--- Given exercise ---
Retype each line exactly. Skip images.

Saved data entries
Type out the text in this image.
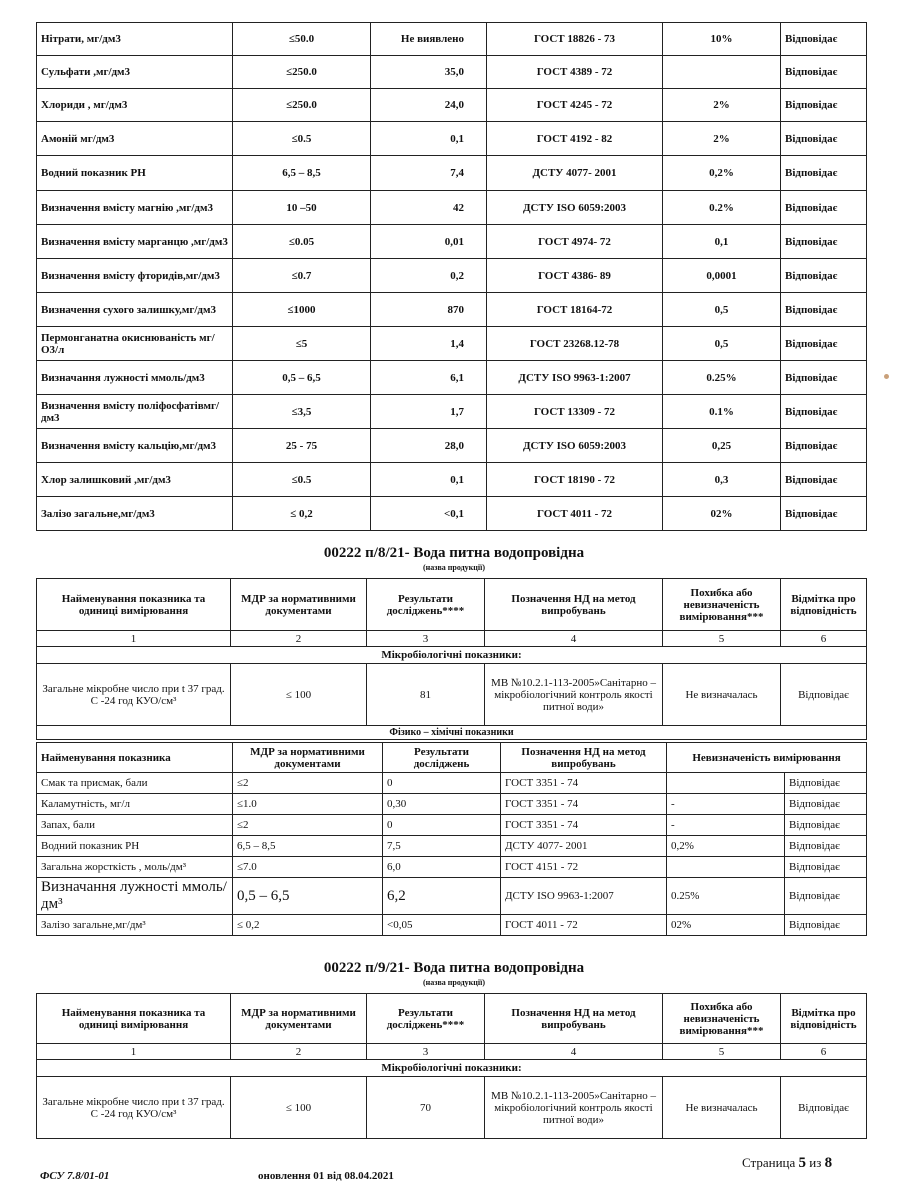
Нітрати, мг/дм3	≤50.0	Не виявлено	ГОСТ 18826 - 73	10%	Відповідає
Сульфати ,мг/дм3	≤250.0	35,0	ГОСТ 4389 - 72		Відповідає
Хлориди , мг/дм3	≤250.0	24,0	ГОСТ 4245 - 72	2%	Відповідає
Амоній мг/дм3	≤0.5	0,1	ГОСТ 4192 - 82	2%	Відповідає
Водний показник РН	6,5 – 8,5	7,4	ДСТУ 4077- 2001	0,2%	Відповідає
Визначення вмісту магнію ,мг/дм3	10 –50	42	ДСТУ ISO 6059:2003	0.2%	Відповідає
Визначення вмісту марганцю ,мг/дм3	≤0.05	0,01	ГОСТ 4974- 72	0,1	Відповідає
Визначення вмісту фторидів,мг/дм3	≤0.7	0,2	ГОСТ 4386- 89	0,0001	Відповідає
Визначення сухого залишку,мг/дм3	≤1000	870	ГОСТ 18164-72	0,5	Відповідає
Пермонганатна окиснюваність мг/О3/л	≤5	1,4	ГОСТ 23268.12-78	0,5	Відповідає
Визначання лужності ммоль/дм3	0,5 – 6,5	6,1	ДСТУ ISO 9963-1:2007	0.25%	Відповідає
Визначення вмісту поліфосфатівмг/дм3	≤3,5	1,7	ГОСТ 13309 - 72	0.1%	Відповідає
Визначення вмісту кальцію,мг/дм3	25 - 75	28,0	ДСТУ ISO 6059:2003	0,25	Відповідає
Хлор залишковий ,мг/дм3	≤0.5	0,1	ГОСТ 18190 - 72	0,3	Відповідає
Залізо загальне,мг/дм3	≤ 0,2	<0,1	ГОСТ 4011 - 72	02%	Відповідає
00222 п/8/21- Вода питна водопровідна
(назва продукції)
Найменування показника та одиниці вимірювання	МДР за нормативними документами	Результати досліджень****	Позначення НД на метод випробувань	Похибка або невизначеність вимірювання***	Відмітка про відповідність
1	2	3	4	5	6
Мікробіологічні показники:					
Загальне мікробне число при t 37 град. С -24 год КУО/см³	≤ 100	81	МВ №10.2.1-113-2005»Санітарно – мікробіологічний контроль якості питної води»	Не визначалась	Відповідає
Фізико – хімічні показники					
Найменування показника	МДР за нормативними документами	Результати досліджень	Позначення НД на метод випробувань	Невизначеність вимірювання	
Смак та присмак, бали	≤2	0	ГОСТ 3351 - 74		Відповідає
Каламутність, мг/л	≤1.0	0,30	ГОСТ 3351 - 74	-	Відповідає
Запах, бали	≤2	0	ГОСТ 3351 - 74	-	Відповідає
Водний показник РН	6,5 – 8,5	7,5	ДСТУ 4077- 2001	0,2%	Відповідає
Загальна жорсткість , моль/дм³	≤7.0	6,0	ГОСТ 4151 - 72		Відповідає
Визначання лужності ммоль/дм³	0,5 – 6,5	6,2	ДСТУ ISO 9963-1:2007	0.25%	Відповідає
Залізо загальне,мг/дм³	≤ 0,2	<0,05	ГОСТ 4011 - 72	02%	Відповідає
00222 п/9/21- Вода питна водопровідна
(назва продукції)
Найменування показника та одиниці вимірювання	МДР за нормативними документами	Результати досліджень****	Позначення НД на метод випробувань	Похибка або невизначеність вимірювання***	Відмітка про відповідність
1	2	3	4	5	6
Мікробіологічні показники:					
Загальне мікробне число при t 37 град. С -24 год КУО/см³	≤ 100	70	МВ №10.2.1-113-2005»Санітарно – мікробіологічний контроль якості питної води»	Не визначалась	Відповідає
Страница 5 из 8
ФСУ 7.8/01-01	оновлення 01 від 08.04.2021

--- Response to this exercise ---
Type out the text in this image.
Нітрати, мг/дм3	≤50.0	Не виявлено	ГОСТ 18826 - 73	10%	Відповідає
Сульфати ,мг/дм3	≤250.0	35,0	ГОСТ 4389 - 72		Відповідає
Хлориди , мг/дм3	≤250.0	24,0	ГОСТ 4245 - 72	2%	Відповідає
Амоній мг/дм3	≤0.5	0,1	ГОСТ 4192 - 82	2%	Відповідає
Водний показник РН	6,5 – 8,5	7,4	ДСТУ 4077- 2001	0,2%	Відповідає
Визначення вмісту магнію ,мг/дм3	10 –50	42	ДСТУ ISO 6059:2003	0.2%	Відповідає
Визначення вмісту марганцю ,мг/дм3	≤0.05	0,01	ГОСТ 4974- 72	0,1	Відповідає
Визначення вмісту фторидів,мг/дм3	≤0.7	0,2	ГОСТ 4386- 89	0,0001	Відповідає
Визначення сухого залишку,мг/дм3	≤1000	870	ГОСТ 18164-72	0,5	Відповідає
Пермонганатна окиснюваність мг/О3/л	≤5	1,4	ГОСТ 23268.12-78	0,5	Відповідає
Визначання лужності ммоль/дм3	0,5 – 6,5	6,1	ДСТУ ISO 9963-1:2007	0.25%	Відповідає
Визначення вмісту поліфосфатівмг/дм3	≤3,5	1,7	ГОСТ 13309 - 72	0.1%	Відповідає
Визначення вмісту кальцію,мг/дм3	25 - 75	28,0	ДСТУ ISO 6059:2003	0,25	Відповідає
Хлор залишковий ,мг/дм3	≤0.5	0,1	ГОСТ 18190 - 72	0,3	Відповідає
Залізо загальне,мг/дм3	≤ 0,2	<0,1	ГОСТ 4011 - 72	02%	Відповідає
00222 п/8/21- Вода питна водопровідна
(назва продукції)
Найменування показника та одиниці вимірювання	МДР за нормативними документами	Результати досліджень****	Позначення НД на метод випробувань	Похибка або невизначеність вимірювання***	Відмітка про відповідність
1	2	3	4	5	6
Мікробіологічні показники:					
Загальне мікробне число при t 37 град. С -24 год КУО/см³	≤ 100	81	МВ №10.2.1-113-2005»Санітарно – мікробіологічний контроль якості питної води»	Не визначалась	Відповідає
Фізико – хімічні показники					
Найменування показника	МДР за нормативними документами	Результати досліджень	Позначення НД на метод випробувань	Невизначеність вимірювання	
Смак та присмак, бали	≤2	0	ГОСТ 3351 - 74		Відповідає
Каламутність, мг/л	≤1.0	0,30	ГОСТ 3351 - 74	-	Відповідає
Запах, бали	≤2	0	ГОСТ 3351 - 74	-	Відповідає
Водний показник РН	6,5 – 8,5	7,5	ДСТУ 4077- 2001	0,2%	Відповідає
Загальна жорсткість , моль/дм³	≤7.0	6,0	ГОСТ 4151 - 72		Відповідає
Визначання лужності ммоль/дм³	0,5 – 6,5	6,2	ДСТУ ISO 9963-1:2007	0.25%	Відповідає
Залізо загальне,мг/дм³	≤ 0,2	<0,05	ГОСТ 4011 - 72	02%	Відповідає
00222 п/9/21- Вода питна водопровідна
(назва продукції)
Найменування показника та одиниці вимірювання	МДР за нормативними документами	Результати досліджень****	Позначення НД на метод випробувань	Похибка або невизначеність вимірювання***	Відмітка про відповідність
1	2	3	4	5	6
Мікробіологічні показники:					
Загальне мікробне число при t 37 град. С -24 год КУО/см³	≤ 100	70	МВ №10.2.1-113-2005»Санітарно – мікробіологічний контроль якості питної води»	Не визначалась	Відповідає
Страница 5 из 8
ФСУ 7.8/01-01	оновлення 01 від 08.04.2021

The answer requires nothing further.